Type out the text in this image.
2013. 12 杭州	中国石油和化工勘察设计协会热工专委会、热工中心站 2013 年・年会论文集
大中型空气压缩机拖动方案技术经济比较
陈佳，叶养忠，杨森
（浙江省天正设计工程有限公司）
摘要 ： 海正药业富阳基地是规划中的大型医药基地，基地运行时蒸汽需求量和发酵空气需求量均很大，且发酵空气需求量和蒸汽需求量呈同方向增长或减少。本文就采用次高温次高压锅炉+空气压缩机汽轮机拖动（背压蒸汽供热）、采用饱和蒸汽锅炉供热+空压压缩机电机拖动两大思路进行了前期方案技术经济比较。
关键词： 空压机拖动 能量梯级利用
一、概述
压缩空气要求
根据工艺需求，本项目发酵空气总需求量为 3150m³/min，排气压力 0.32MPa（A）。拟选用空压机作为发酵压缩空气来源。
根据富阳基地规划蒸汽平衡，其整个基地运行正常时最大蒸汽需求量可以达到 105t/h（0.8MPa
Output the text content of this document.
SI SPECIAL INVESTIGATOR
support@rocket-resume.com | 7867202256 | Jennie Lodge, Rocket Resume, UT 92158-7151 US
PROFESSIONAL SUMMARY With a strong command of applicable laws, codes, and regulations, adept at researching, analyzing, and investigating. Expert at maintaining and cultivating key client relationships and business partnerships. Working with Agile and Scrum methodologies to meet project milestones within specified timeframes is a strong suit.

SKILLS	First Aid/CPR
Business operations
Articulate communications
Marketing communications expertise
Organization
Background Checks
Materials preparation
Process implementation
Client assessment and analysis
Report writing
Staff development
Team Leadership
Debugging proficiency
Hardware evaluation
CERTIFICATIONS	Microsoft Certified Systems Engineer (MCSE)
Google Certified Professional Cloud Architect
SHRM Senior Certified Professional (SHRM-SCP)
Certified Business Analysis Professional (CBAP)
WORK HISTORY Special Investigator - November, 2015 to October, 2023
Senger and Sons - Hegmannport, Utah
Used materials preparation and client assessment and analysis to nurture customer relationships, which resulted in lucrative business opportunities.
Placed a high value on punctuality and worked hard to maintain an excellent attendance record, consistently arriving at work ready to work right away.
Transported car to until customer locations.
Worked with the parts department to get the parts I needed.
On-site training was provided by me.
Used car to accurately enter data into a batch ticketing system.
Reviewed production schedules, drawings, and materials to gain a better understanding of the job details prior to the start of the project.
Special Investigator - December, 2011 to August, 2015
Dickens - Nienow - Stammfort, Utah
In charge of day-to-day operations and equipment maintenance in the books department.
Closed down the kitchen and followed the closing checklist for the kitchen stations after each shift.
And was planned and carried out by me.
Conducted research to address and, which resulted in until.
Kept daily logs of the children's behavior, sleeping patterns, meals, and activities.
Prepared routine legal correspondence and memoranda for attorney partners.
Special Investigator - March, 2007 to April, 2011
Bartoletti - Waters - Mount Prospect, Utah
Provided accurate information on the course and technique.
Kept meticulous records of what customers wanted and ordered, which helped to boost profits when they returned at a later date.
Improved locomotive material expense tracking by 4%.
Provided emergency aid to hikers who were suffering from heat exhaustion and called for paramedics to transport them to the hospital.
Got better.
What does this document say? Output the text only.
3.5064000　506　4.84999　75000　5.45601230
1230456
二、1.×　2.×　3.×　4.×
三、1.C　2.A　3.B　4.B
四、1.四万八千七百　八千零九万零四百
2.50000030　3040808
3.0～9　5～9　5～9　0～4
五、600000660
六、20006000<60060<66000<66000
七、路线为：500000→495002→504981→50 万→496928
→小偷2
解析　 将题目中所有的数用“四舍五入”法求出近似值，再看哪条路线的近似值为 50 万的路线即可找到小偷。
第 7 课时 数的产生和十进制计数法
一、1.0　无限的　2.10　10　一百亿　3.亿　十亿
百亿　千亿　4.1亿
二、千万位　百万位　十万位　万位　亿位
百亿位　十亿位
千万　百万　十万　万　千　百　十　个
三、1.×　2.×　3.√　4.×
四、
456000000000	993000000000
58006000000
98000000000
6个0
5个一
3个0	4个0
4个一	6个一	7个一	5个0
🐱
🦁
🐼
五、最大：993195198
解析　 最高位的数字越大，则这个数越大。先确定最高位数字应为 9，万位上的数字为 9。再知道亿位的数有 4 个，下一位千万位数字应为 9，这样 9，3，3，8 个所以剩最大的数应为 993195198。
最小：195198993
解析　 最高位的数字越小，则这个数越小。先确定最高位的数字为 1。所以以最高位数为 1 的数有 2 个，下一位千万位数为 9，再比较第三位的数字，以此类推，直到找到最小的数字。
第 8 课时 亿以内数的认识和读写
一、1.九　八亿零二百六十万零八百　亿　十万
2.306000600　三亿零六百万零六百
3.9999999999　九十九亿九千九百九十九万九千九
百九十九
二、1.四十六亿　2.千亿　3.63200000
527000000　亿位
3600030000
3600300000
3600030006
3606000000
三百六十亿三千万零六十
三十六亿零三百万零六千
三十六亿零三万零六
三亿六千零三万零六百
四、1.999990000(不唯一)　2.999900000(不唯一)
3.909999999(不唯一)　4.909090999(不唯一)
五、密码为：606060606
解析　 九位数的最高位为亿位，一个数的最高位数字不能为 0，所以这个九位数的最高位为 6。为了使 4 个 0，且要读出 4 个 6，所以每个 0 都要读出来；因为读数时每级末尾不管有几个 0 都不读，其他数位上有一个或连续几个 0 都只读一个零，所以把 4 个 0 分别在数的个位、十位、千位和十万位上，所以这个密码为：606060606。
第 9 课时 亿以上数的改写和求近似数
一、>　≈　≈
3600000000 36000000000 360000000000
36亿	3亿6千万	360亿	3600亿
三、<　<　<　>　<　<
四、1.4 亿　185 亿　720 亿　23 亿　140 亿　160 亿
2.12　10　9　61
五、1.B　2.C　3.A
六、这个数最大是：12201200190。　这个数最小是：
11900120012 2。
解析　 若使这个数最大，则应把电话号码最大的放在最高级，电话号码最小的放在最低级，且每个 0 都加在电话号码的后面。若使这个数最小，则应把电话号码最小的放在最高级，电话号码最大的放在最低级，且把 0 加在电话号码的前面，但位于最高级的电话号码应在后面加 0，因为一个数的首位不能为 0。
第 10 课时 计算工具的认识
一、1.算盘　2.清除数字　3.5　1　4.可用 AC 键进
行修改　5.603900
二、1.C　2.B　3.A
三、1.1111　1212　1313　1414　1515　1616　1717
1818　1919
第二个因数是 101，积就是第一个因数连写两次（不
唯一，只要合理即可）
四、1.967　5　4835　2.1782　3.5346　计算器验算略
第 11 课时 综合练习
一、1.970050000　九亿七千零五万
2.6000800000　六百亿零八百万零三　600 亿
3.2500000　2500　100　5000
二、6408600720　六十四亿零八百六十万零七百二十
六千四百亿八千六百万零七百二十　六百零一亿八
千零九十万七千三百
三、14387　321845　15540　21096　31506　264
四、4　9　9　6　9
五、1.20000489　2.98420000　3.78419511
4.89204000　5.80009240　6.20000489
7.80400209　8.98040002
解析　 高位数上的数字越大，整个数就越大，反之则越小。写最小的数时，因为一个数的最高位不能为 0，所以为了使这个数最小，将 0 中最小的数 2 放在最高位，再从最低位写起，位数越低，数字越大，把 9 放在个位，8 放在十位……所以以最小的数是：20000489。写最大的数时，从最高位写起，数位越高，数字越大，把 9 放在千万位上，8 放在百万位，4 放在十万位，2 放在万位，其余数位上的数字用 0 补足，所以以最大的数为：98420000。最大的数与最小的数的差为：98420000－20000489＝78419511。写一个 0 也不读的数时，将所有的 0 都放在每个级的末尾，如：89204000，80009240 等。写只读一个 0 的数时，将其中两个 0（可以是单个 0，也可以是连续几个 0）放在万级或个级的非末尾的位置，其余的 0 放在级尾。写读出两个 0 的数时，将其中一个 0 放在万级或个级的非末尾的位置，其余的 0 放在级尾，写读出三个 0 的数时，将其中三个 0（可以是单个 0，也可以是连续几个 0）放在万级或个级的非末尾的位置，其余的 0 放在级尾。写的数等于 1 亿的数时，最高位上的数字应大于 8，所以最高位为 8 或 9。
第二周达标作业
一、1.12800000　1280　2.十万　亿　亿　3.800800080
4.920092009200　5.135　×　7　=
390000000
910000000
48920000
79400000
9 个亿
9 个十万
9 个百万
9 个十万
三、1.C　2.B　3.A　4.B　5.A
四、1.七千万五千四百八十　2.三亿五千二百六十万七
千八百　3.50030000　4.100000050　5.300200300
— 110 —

Set task - Show every line from the entries above in which "assessment" appears.

Answer to this task -
Client assessment and analysis
Used materials preparation and client assessment and analysis to nurture customer relationships, which resulted in lucrative business opportunities.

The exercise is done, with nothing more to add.